# [Provided entries]
* * * * * * * * *
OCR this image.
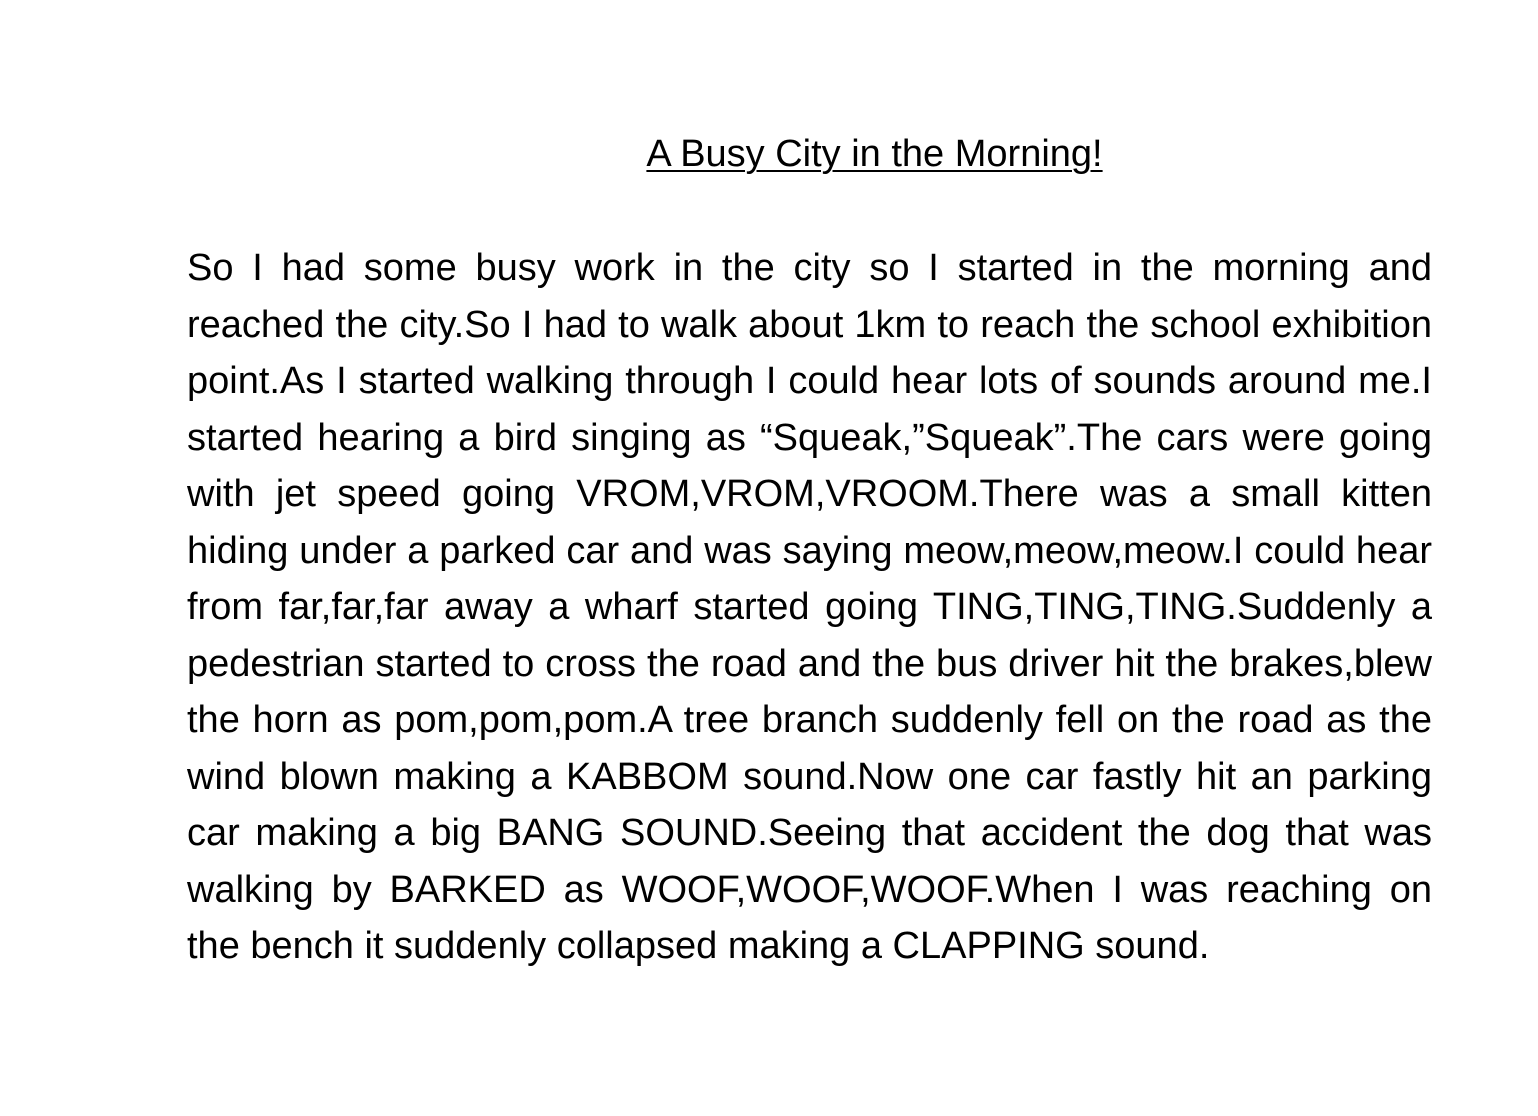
A Busy City in the Morning!

So I had some busy work in the city so I started in the morning and reached the city.So I had to walk about 1km to reach the school exhibition point.As I started walking through I could hear lots of sounds around me.I started hearing a bird singing as “Squeak,”Squeak”.The cars were going with jet speed going VROM,VROM,VROOM.There was a small kitten hiding under a parked car and was saying meow,meow,meow.I could hear from far,far,far away a wharf started going TING,TING,TING.Suddenly a pedestrian started to cross the road and the bus driver hit the brakes,blew the horn as pom,pom,pom.A tree branch suddenly fell on the road as the wind blown making a KABBOM sound.Now one car fastly hit an parking car making a big BANG SOUND.Seeing that accident the dog that was walking by BARKED as WOOF,WOOF,WOOF.When I was reaching on the bench it suddenly collapsed making a CLAPPING sound.
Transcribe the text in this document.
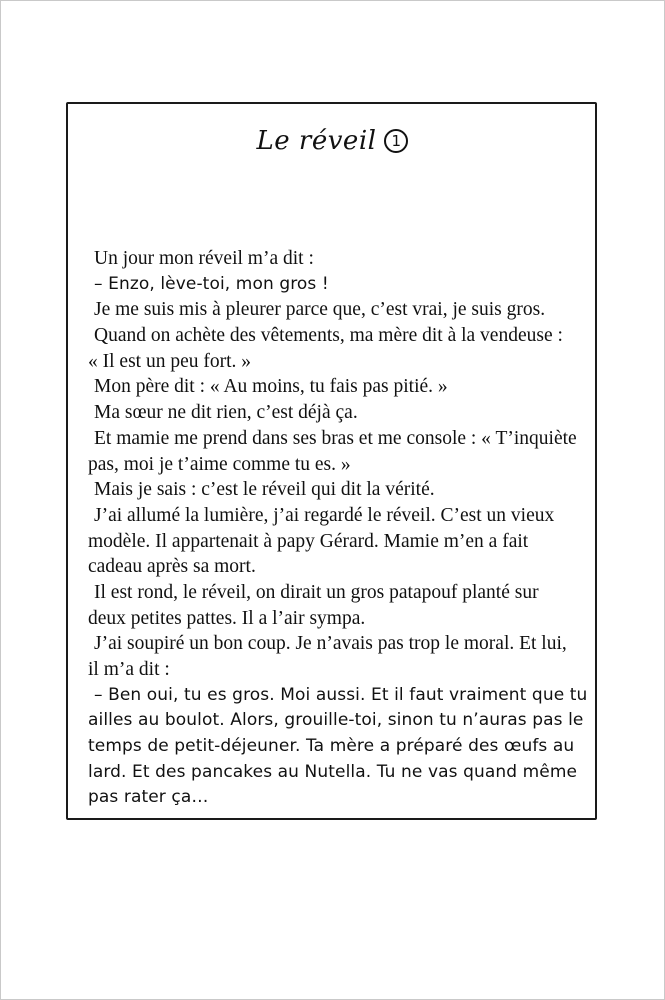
Le réveil 1
Un jour mon réveil m’a dit :
– Enzo, lève-toi, mon gros !
Je me suis mis à pleurer parce que, c’est vrai, je suis gros.
Quand on achète des vêtements, ma mère dit à la vendeuse :
« Il est un peu fort. »
Mon père dit : « Au moins, tu fais pas pitié. »
Ma sœur ne dit rien, c’est déjà ça.
Et mamie me prend dans ses bras et me console : « T’inquiète
pas, moi je t’aime comme tu es. »
Mais je sais : c’est le réveil qui dit la vérité.
J’ai allumé la lumière, j’ai regardé le réveil. C’est un vieux
modèle. Il appartenait à papy Gérard. Mamie m’en a fait
cadeau après sa mort.
Il est rond, le réveil, on dirait un gros patapouf planté sur
deux petites pattes. Il a l’air sympa.
J’ai soupiré un bon coup. Je n’avais pas trop le moral. Et lui,
il m’a dit :
– Ben oui, tu es gros. Moi aussi. Et il faut vraiment que tu
ailles au boulot. Alors, grouille-toi, sinon tu n’auras pas le
temps de petit-déjeuner. Ta mère a préparé des œufs au
lard. Et des pancakes au Nutella. Tu ne vas quand même
pas rater ça…
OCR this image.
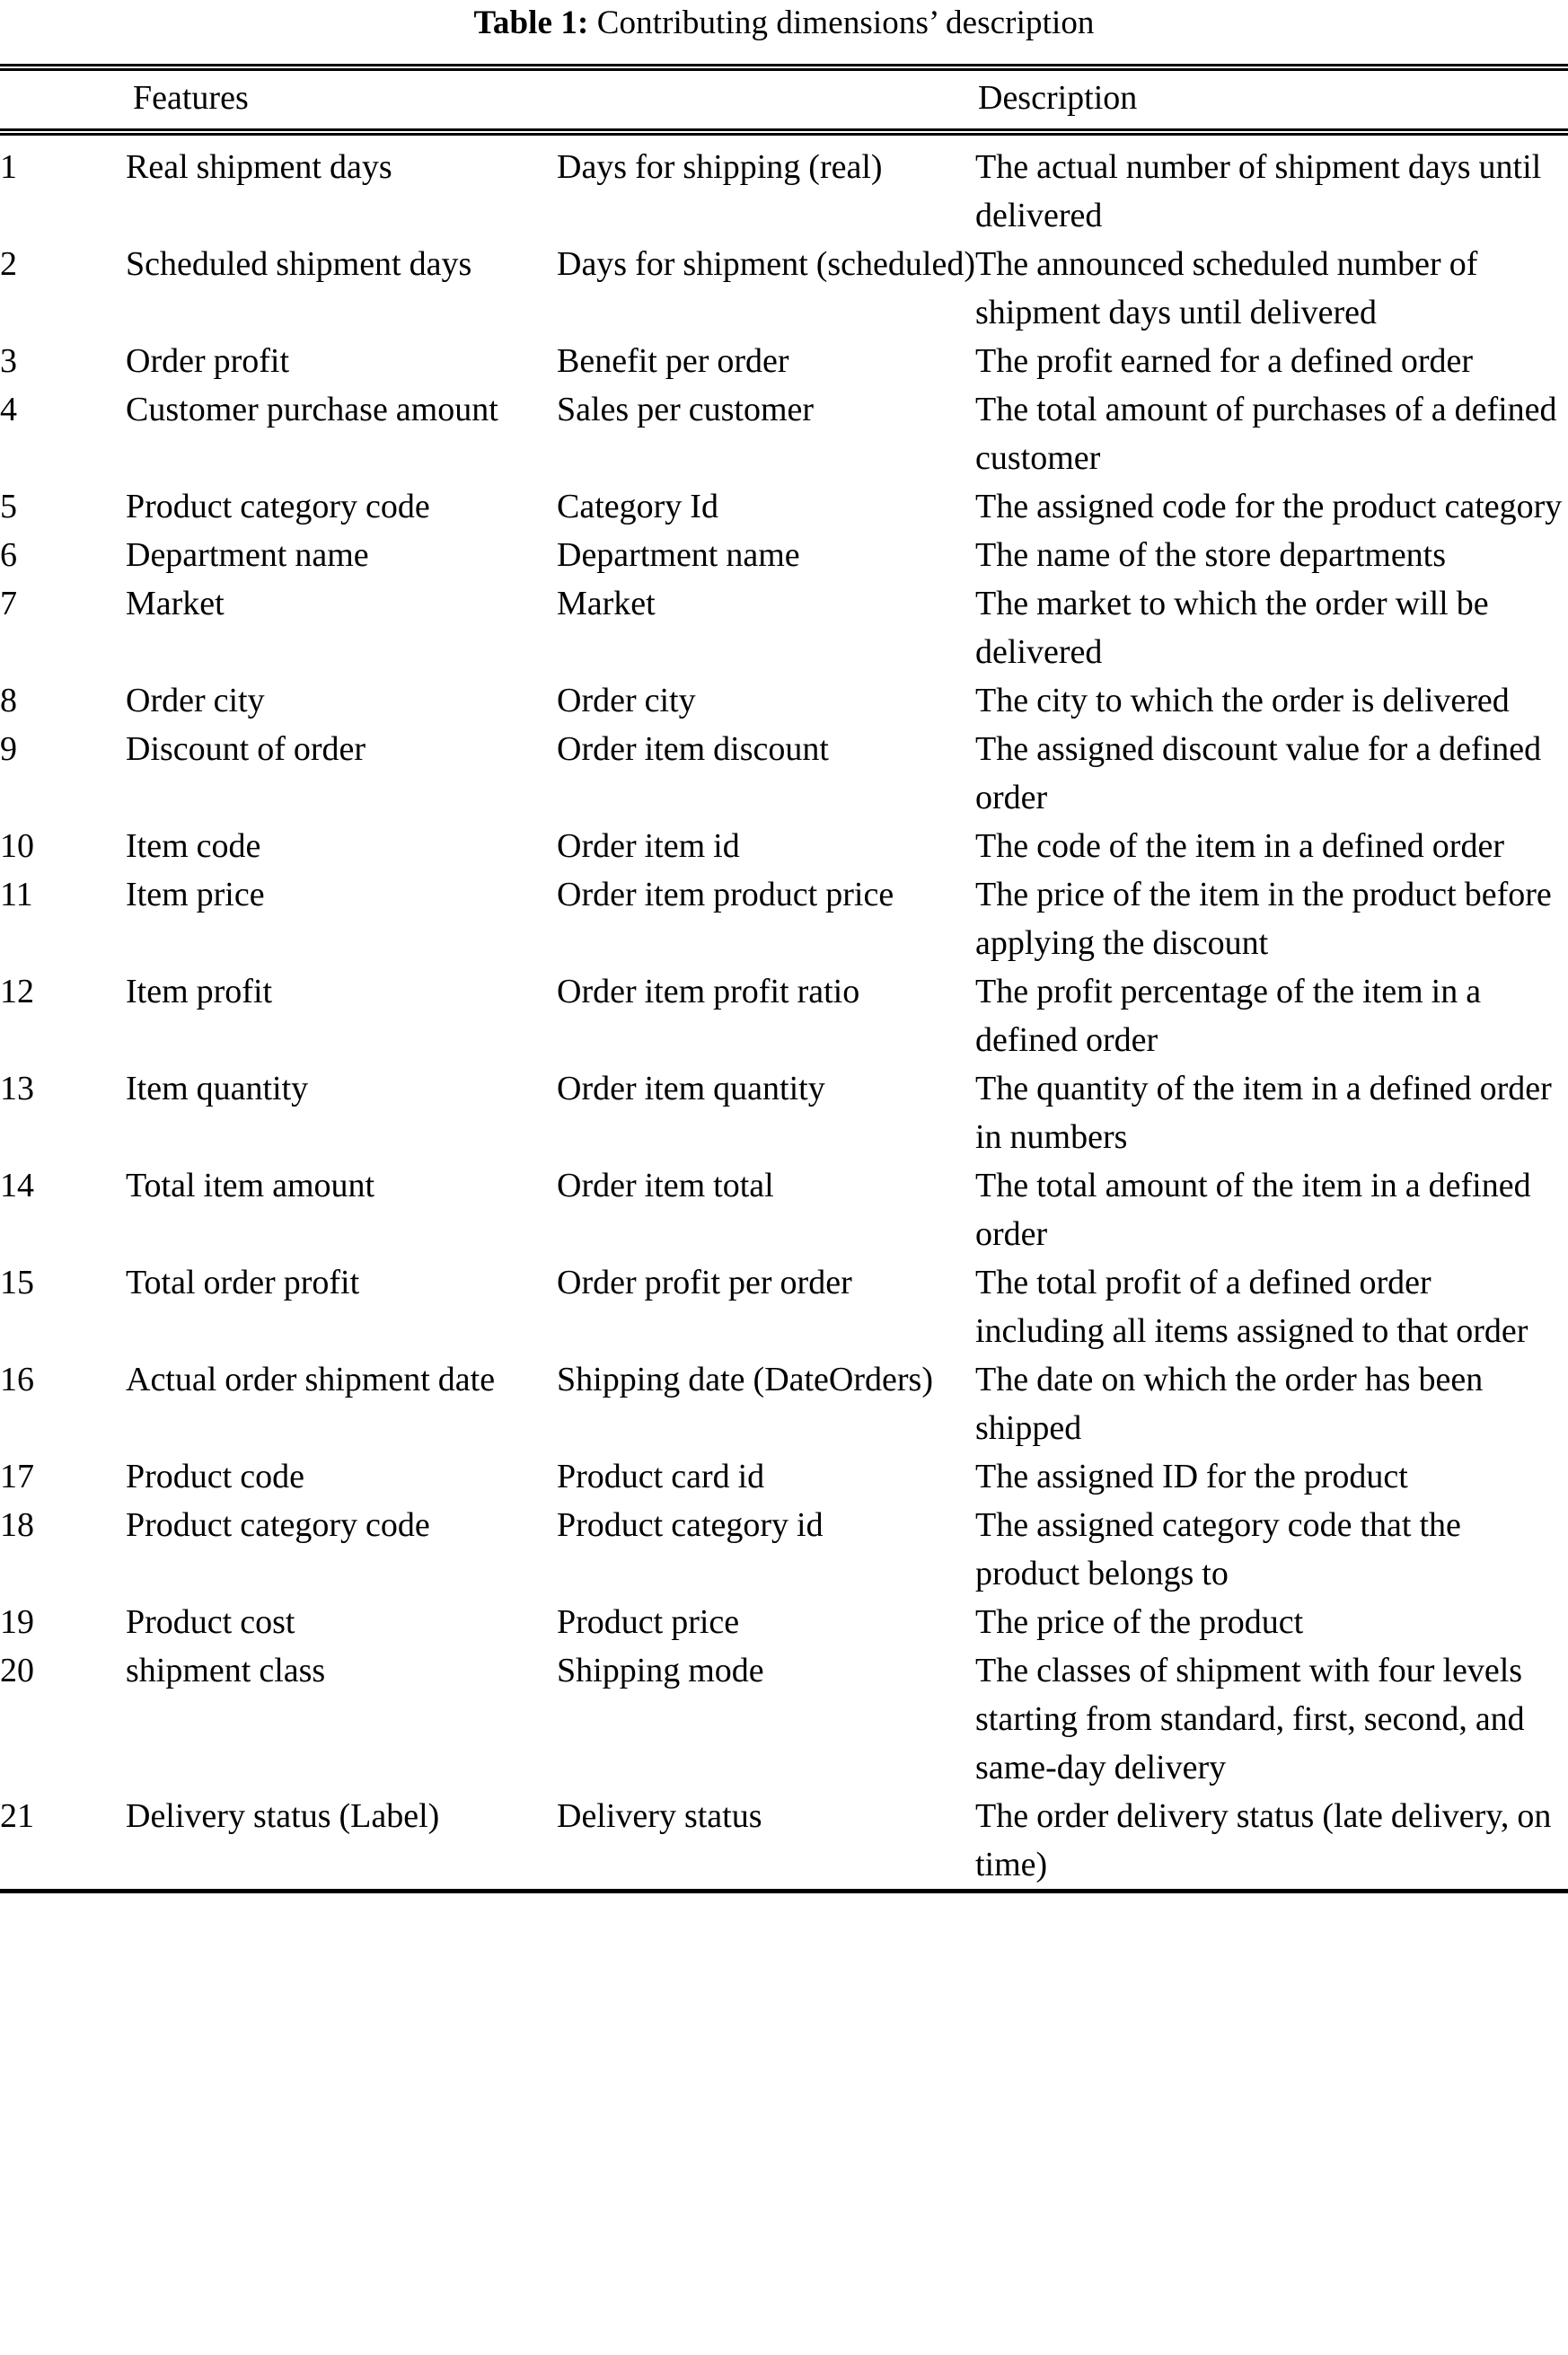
Table 1: Contributing dimensions’ description
Features	Description
1	Real shipment days	Days for shipping (real)	The actual number of shipment days until delivered
2	Scheduled shipment days	Days for shipment (scheduled)	The announced scheduled number of shipment days until delivered
3	Order profit	Benefit per order	The profit earned for a defined order
4	Customer purchase amount	Sales per customer	The total amount of purchases of a defined customer
5	Product category code	Category Id	The assigned code for the product category
6	Department name	Department name	The name of the store departments
7	Market	Market	The market to which the order will be delivered
8	Order city	Order city	The city to which the order is delivered
9	Discount of order	Order item discount	The assigned discount value for a defined order
10	Item code	Order item id	The code of the item in a defined order
11	Item price	Order item product price	The price of the item in the product before applying the discount
12	Item profit	Order item profit ratio	The profit percentage of the item in a defined order
13	Item quantity	Order item quantity	The quantity of the item in a defined order in numbers
14	Total item amount	Order item total	The total amount of the item in a defined order
15	Total order profit	Order profit per order	The total profit of a defined order including all items assigned to that order
16	Actual order shipment date	Shipping date (DateOrders)	The date on which the order has been shipped
17	Product code	Product card id	The assigned ID for the product
18	Product category code	Product category id	The assigned category code that the product belongs to
19	Product cost	Product price	The price of the product
20	shipment class	Shipping mode	The classes of shipment with four levels starting from standard, first, second, and same-day delivery
21	Delivery status (Label)	Delivery status	The order delivery status (late delivery, on time)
* * * * * * * * *
# [Objective]
Your job is to transcribe the entries above exactly; skip the pictures.

# [Task result]
OCR this image.
A Busy City in the Morning!

So I had some busy work in the city so I started in the morning and reached the city.So I had to walk about 1km to reach the school exhibition point.As I started walking through I could hear lots of sounds around me.I started hearing a bird singing as “Squeak,”Squeak”.The cars were going with jet speed going VROM,VROM,VROOM.There was a small kitten hiding under a parked car and was saying meow,meow,meow.I could hear from far,far,far away a wharf started going TING,TING,TING.Suddenly a pedestrian started to cross the road and the bus driver hit the brakes,blew the horn as pom,pom,pom.A tree branch suddenly fell on the road as the wind blown making a KABBOM sound.Now one car fastly hit an parking car making a big BANG SOUND.Seeing that accident the dog that was walking by BARKED as WOOF,WOOF,WOOF.When I was reaching on the bench it suddenly collapsed making a CLAPPING sound.
Transcribe the text in this document.
Le réveil 1
Un jour mon réveil m’a dit :
– Enzo, lève-toi, mon gros !
Je me suis mis à pleurer parce que, c’est vrai, je suis gros.
Quand on achète des vêtements, ma mère dit à la vendeuse :
« Il est un peu fort. »
Mon père dit : « Au moins, tu fais pas pitié. »
Ma sœur ne dit rien, c’est déjà ça.
Et mamie me prend dans ses bras et me console : « T’inquiète
pas, moi je t’aime comme tu es. »
Mais je sais : c’est le réveil qui dit la vérité.
J’ai allumé la lumière, j’ai regardé le réveil. C’est un vieux
modèle. Il appartenait à papy Gérard. Mamie m’en a fait
cadeau après sa mort.
Il est rond, le réveil, on dirait un gros patapouf planté sur
deux petites pattes. Il a l’air sympa.
J’ai soupiré un bon coup. Je n’avais pas trop le moral. Et lui,
il m’a dit :
– Ben oui, tu es gros. Moi aussi. Et il faut vraiment que tu
ailles au boulot. Alors, grouille-toi, sinon tu n’auras pas le
temps de petit-déjeuner. Ta mère a préparé des œufs au
lard. Et des pancakes au Nutella. Tu ne vas quand même
pas rater ça…
OCR this image.
Table 1: Contributing dimensions’ description
Features	Description
1	Real shipment days	Days for shipping (real)	The actual number of shipment days until delivered
2	Scheduled shipment days	Days for shipment (scheduled)	The announced scheduled number of shipment days until delivered
3	Order profit	Benefit per order	The profit earned for a defined order
4	Customer purchase amount	Sales per customer	The total amount of purchases of a defined customer
5	Product category code	Category Id	The assigned code for the product category
6	Department name	Department name	The name of the store departments
7	Market	Market	The market to which the order will be delivered
8	Order city	Order city	The city to which the order is delivered
9	Discount of order	Order item discount	The assigned discount value for a defined order
10	Item code	Order item id	The code of the item in a defined order
11	Item price	Order item product price	The price of the item in the product before applying the discount
12	Item profit	Order item profit ratio	The profit percentage of the item in a defined order
13	Item quantity	Order item quantity	The quantity of the item in a defined order in numbers
14	Total item amount	Order item total	The total amount of the item in a defined order
15	Total order profit	Order profit per order	The total profit of a defined order including all items assigned to that order
16	Actual order shipment date	Shipping date (DateOrders)	The date on which the order has been shipped
17	Product code	Product card id	The assigned ID for the product
18	Product category code	Product category id	The assigned category code that the product belongs to
19	Product cost	Product price	The price of the product
20	shipment class	Shipping mode	The classes of shipment with four levels starting from standard, first, second, and same-day delivery
21	Delivery status (Label)	Delivery status	The order delivery status (late delivery, on time)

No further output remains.